### Written task
Your task is to tally the lines of the listing containing the word "over" and report the figure alone.

### Available records
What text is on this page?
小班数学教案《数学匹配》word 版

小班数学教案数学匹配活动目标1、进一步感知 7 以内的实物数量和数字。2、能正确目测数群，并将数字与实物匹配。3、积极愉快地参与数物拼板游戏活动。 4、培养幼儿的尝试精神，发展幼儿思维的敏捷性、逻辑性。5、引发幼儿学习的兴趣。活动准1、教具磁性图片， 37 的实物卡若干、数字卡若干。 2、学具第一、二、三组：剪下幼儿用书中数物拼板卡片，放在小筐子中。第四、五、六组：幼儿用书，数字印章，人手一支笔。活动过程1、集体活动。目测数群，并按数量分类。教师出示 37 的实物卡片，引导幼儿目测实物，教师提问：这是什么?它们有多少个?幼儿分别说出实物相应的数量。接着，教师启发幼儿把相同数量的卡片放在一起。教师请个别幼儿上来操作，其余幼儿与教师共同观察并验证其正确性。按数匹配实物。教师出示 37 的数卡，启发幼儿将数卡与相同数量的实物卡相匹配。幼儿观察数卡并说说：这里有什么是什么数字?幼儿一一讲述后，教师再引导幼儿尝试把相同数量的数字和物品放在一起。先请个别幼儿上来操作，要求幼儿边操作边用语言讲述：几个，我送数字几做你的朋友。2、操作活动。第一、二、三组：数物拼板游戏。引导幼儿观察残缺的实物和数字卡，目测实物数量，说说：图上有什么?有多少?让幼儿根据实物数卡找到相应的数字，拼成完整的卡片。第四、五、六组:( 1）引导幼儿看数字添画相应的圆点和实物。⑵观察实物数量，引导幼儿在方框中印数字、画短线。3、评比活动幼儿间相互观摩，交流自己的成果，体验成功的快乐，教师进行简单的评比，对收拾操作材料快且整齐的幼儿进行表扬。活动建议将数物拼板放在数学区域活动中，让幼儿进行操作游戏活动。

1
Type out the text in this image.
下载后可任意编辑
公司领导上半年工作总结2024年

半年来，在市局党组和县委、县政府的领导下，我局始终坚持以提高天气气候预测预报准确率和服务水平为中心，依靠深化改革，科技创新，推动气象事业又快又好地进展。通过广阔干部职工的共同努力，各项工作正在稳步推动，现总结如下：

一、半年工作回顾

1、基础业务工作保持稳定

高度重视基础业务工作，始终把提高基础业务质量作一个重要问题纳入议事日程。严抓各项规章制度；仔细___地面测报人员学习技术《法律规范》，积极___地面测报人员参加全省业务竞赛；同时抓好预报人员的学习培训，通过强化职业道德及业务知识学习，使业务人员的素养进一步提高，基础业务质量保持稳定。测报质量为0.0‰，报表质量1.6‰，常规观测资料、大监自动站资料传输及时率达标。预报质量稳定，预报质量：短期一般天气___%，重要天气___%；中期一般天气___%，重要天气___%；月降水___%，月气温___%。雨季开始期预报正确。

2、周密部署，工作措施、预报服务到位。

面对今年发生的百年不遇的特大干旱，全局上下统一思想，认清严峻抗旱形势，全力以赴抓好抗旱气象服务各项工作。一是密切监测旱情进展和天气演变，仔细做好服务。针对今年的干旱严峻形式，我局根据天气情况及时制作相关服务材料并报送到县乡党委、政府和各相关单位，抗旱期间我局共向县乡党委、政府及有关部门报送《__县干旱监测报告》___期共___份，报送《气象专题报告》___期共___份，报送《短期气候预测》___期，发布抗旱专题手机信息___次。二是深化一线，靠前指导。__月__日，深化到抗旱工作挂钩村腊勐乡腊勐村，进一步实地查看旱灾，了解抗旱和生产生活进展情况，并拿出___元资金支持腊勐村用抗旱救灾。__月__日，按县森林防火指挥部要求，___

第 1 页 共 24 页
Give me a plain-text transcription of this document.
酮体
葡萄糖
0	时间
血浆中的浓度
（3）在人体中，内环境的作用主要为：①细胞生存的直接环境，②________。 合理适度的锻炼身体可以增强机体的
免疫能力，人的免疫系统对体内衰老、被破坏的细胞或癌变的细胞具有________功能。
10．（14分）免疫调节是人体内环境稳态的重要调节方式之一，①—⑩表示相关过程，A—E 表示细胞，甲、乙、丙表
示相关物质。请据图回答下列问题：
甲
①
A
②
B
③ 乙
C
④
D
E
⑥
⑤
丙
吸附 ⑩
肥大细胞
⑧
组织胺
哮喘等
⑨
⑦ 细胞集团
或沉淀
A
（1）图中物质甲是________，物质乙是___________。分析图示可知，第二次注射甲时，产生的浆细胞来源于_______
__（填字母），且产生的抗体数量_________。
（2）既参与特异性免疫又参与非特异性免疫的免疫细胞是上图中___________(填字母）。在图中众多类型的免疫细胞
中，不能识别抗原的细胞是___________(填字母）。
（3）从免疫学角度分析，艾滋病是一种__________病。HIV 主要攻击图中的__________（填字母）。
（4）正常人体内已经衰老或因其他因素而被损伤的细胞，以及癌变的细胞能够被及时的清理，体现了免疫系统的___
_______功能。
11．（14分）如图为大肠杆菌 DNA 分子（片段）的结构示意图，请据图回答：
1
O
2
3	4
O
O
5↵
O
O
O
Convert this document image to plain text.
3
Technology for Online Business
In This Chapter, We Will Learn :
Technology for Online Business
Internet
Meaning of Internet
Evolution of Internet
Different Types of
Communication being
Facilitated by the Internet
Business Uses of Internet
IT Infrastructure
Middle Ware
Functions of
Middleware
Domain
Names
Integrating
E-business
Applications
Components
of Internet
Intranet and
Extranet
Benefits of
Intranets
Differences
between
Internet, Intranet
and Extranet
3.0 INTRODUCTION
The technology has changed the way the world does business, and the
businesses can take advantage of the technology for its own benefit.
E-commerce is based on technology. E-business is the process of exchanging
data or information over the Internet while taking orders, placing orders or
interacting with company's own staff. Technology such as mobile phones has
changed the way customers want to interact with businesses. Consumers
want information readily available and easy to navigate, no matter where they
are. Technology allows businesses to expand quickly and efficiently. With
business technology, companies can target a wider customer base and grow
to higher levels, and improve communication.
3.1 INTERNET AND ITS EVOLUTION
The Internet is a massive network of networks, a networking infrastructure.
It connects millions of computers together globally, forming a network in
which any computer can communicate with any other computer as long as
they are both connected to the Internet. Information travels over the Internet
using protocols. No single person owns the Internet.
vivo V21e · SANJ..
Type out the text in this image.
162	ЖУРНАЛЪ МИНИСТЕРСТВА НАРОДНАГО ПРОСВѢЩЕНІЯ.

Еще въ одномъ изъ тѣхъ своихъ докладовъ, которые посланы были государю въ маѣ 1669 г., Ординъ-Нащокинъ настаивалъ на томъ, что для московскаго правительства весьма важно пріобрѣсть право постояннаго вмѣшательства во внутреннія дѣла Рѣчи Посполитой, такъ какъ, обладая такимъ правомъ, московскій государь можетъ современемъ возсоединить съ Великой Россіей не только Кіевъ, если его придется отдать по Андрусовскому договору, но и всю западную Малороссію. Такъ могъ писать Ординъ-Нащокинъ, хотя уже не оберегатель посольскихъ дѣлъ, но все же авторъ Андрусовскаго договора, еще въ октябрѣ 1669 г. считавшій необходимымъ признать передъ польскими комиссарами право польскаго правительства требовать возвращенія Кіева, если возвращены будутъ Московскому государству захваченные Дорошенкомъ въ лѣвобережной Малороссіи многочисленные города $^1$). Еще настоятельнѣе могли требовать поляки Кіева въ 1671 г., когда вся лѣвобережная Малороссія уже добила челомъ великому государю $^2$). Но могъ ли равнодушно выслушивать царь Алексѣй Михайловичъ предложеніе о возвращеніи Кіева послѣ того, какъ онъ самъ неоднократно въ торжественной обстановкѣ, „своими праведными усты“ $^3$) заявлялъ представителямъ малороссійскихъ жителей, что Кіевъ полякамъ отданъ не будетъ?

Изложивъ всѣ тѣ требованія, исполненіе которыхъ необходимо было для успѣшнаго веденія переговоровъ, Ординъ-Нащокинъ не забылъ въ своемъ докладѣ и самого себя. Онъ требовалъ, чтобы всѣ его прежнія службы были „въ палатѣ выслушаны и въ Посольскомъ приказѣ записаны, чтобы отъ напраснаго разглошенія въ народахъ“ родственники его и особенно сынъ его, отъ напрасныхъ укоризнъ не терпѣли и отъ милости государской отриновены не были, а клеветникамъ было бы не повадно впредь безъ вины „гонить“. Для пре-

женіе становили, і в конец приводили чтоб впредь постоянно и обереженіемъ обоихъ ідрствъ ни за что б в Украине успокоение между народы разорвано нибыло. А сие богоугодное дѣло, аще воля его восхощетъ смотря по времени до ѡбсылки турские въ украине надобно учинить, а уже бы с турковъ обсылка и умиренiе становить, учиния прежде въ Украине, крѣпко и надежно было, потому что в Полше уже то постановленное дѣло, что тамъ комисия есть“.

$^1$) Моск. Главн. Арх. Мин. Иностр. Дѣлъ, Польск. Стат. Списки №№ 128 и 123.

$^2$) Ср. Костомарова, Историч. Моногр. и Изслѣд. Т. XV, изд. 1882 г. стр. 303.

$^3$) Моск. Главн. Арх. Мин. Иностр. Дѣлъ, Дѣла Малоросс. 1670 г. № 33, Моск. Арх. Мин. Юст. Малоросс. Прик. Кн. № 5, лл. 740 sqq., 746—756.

### Written solution
2